-- BEGIN Exercise material --

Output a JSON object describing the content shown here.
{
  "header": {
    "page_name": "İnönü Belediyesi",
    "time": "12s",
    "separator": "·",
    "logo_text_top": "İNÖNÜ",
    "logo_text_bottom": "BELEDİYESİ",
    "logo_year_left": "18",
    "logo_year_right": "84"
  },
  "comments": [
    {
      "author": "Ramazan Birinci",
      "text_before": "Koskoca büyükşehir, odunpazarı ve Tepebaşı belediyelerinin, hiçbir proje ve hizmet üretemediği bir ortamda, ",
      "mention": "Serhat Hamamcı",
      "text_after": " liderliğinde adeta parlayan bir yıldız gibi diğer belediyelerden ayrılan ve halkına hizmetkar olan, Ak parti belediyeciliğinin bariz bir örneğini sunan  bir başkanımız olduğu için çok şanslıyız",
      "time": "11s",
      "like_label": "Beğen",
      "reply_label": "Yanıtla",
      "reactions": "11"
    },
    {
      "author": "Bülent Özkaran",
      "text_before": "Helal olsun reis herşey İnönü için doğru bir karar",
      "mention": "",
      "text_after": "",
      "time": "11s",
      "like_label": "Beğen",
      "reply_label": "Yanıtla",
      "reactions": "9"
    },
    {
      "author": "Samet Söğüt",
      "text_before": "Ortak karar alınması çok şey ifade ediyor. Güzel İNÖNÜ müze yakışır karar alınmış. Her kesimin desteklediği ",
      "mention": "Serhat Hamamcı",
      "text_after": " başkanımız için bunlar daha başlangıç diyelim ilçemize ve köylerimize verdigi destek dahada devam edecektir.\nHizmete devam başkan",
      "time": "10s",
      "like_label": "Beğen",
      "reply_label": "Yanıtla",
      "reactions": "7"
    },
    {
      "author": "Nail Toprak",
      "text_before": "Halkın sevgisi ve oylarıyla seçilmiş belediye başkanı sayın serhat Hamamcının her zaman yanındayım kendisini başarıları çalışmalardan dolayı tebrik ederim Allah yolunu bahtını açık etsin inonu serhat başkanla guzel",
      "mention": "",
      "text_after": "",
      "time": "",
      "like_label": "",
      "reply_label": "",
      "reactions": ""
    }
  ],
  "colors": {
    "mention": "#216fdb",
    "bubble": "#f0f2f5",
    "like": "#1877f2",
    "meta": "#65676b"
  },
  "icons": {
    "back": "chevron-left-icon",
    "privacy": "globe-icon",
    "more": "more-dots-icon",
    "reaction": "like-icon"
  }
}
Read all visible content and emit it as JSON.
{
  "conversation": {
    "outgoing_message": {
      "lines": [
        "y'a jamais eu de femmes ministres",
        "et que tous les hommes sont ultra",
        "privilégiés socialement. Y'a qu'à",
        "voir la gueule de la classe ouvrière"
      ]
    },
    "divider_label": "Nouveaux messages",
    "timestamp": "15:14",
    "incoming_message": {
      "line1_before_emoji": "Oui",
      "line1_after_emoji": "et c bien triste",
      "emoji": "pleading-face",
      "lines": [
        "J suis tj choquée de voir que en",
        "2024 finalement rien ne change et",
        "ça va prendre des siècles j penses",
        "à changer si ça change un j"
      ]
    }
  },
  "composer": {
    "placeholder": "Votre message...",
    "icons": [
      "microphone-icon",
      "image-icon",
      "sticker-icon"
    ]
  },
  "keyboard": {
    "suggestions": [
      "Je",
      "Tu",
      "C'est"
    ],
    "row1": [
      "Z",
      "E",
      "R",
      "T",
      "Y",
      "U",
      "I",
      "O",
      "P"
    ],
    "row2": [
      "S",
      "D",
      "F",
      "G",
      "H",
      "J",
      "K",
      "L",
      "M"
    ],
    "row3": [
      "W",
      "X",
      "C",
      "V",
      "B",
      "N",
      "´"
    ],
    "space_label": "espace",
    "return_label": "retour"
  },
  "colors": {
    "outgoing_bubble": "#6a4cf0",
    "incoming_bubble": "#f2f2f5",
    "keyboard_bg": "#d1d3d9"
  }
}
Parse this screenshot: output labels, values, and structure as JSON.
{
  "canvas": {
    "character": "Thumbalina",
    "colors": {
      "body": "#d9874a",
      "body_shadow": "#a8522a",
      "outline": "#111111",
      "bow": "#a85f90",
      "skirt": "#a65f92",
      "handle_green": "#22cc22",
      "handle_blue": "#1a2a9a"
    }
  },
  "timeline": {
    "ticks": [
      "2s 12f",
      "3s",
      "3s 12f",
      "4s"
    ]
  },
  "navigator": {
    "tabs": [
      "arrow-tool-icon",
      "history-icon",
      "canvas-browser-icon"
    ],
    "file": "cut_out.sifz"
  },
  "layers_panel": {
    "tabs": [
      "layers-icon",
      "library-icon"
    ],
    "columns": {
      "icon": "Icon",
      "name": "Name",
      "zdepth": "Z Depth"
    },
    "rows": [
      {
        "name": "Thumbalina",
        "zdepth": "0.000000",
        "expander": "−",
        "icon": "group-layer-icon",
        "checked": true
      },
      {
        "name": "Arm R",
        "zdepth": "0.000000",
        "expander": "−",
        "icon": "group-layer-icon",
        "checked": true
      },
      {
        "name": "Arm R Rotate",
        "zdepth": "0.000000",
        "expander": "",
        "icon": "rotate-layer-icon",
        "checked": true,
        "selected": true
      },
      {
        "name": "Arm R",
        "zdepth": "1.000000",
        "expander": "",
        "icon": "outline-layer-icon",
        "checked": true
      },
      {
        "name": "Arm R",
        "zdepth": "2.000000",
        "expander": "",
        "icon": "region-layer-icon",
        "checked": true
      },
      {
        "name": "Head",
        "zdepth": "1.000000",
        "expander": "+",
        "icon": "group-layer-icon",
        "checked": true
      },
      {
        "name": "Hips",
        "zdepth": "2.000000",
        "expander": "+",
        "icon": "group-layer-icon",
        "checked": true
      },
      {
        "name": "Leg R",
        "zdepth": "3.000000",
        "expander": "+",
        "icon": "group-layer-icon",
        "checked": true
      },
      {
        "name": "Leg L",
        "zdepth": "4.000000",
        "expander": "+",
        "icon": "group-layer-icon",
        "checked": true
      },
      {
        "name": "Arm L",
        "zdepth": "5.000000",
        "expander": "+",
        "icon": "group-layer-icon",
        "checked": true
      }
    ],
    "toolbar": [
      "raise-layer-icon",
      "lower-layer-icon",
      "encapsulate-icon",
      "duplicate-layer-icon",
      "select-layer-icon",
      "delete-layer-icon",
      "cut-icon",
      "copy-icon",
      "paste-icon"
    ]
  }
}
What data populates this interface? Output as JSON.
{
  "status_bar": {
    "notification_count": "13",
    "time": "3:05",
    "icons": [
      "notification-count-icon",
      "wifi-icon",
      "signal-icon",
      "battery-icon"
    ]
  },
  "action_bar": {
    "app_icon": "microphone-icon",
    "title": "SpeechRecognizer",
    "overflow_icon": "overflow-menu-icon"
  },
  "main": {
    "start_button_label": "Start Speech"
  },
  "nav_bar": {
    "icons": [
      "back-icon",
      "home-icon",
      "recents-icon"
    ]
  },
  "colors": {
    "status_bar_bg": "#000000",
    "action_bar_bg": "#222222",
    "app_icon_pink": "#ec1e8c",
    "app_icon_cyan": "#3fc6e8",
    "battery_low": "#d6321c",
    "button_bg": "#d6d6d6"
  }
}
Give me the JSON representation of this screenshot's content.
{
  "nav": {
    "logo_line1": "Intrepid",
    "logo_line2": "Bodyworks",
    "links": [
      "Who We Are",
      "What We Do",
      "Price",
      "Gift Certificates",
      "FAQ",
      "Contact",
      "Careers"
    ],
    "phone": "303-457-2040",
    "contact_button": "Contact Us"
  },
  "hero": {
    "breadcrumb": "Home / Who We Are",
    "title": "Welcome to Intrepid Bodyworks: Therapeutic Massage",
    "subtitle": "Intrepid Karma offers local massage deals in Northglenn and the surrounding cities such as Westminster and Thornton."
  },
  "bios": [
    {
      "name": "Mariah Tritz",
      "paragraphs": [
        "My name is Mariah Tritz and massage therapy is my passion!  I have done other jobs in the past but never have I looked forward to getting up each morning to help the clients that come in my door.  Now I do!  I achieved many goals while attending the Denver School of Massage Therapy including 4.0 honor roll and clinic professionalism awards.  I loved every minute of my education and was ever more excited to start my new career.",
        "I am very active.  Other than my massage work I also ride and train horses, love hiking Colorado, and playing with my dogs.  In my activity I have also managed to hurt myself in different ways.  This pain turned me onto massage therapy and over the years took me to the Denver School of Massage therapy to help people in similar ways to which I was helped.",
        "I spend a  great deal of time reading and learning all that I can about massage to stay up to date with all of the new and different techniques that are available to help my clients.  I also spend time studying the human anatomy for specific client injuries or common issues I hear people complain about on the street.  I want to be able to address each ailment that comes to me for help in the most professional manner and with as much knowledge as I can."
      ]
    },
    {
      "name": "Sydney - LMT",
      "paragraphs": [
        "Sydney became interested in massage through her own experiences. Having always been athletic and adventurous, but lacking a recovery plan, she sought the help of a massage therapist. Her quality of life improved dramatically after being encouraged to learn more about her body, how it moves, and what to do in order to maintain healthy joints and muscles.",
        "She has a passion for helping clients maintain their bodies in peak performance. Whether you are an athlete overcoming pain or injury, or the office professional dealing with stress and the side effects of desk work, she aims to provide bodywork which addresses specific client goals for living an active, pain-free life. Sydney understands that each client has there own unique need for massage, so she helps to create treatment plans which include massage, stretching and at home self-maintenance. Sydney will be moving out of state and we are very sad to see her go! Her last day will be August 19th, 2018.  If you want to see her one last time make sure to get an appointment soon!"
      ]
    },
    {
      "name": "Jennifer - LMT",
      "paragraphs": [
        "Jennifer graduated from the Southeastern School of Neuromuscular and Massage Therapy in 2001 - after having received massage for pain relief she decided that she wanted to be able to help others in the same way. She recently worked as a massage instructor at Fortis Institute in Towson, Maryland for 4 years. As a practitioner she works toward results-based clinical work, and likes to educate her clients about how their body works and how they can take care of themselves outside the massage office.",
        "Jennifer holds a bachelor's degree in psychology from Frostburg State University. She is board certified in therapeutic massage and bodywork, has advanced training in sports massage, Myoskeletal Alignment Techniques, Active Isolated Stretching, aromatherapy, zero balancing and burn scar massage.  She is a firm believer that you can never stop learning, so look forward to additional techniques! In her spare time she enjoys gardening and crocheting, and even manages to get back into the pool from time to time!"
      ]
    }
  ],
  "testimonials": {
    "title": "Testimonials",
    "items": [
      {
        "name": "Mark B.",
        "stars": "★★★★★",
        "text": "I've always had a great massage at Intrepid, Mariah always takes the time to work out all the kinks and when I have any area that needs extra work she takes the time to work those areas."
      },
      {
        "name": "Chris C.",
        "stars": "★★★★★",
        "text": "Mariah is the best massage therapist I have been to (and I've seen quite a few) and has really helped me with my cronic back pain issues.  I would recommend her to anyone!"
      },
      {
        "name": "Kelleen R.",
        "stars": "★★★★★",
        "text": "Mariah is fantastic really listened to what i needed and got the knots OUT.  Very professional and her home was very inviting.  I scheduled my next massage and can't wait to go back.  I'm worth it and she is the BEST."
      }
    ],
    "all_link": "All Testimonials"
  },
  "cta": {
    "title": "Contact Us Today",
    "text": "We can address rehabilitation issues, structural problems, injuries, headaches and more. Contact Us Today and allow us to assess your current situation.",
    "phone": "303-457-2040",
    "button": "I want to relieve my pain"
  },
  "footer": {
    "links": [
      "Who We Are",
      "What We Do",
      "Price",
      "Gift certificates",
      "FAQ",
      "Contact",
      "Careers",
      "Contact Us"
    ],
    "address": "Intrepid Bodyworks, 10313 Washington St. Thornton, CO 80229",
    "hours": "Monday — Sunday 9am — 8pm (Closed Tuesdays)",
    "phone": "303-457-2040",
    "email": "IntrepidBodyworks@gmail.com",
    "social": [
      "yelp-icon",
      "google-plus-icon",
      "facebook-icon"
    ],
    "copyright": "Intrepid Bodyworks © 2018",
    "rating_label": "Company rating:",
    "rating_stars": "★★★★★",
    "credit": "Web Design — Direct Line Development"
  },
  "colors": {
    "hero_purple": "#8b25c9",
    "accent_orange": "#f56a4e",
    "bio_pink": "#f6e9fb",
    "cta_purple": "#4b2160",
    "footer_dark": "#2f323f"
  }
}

-- END Exercise material --

Aim of the task: Search the data for the word "Tritz" and copy each line where it appears.

Reply to the task:
      "name": "Mariah Tritz",
        "My name is Mariah Tritz and massage therapy is my passion!  I have done other jobs in the past but never have I looked forward to getting up each morning to help the clients that come in my door.  Now I do!  I achieved many goals while attending the Denver School of Massage Therapy including 4.0 honor roll and clinic professionalism awards.  I loved every minute of my education and was ever more excited to start my new career.",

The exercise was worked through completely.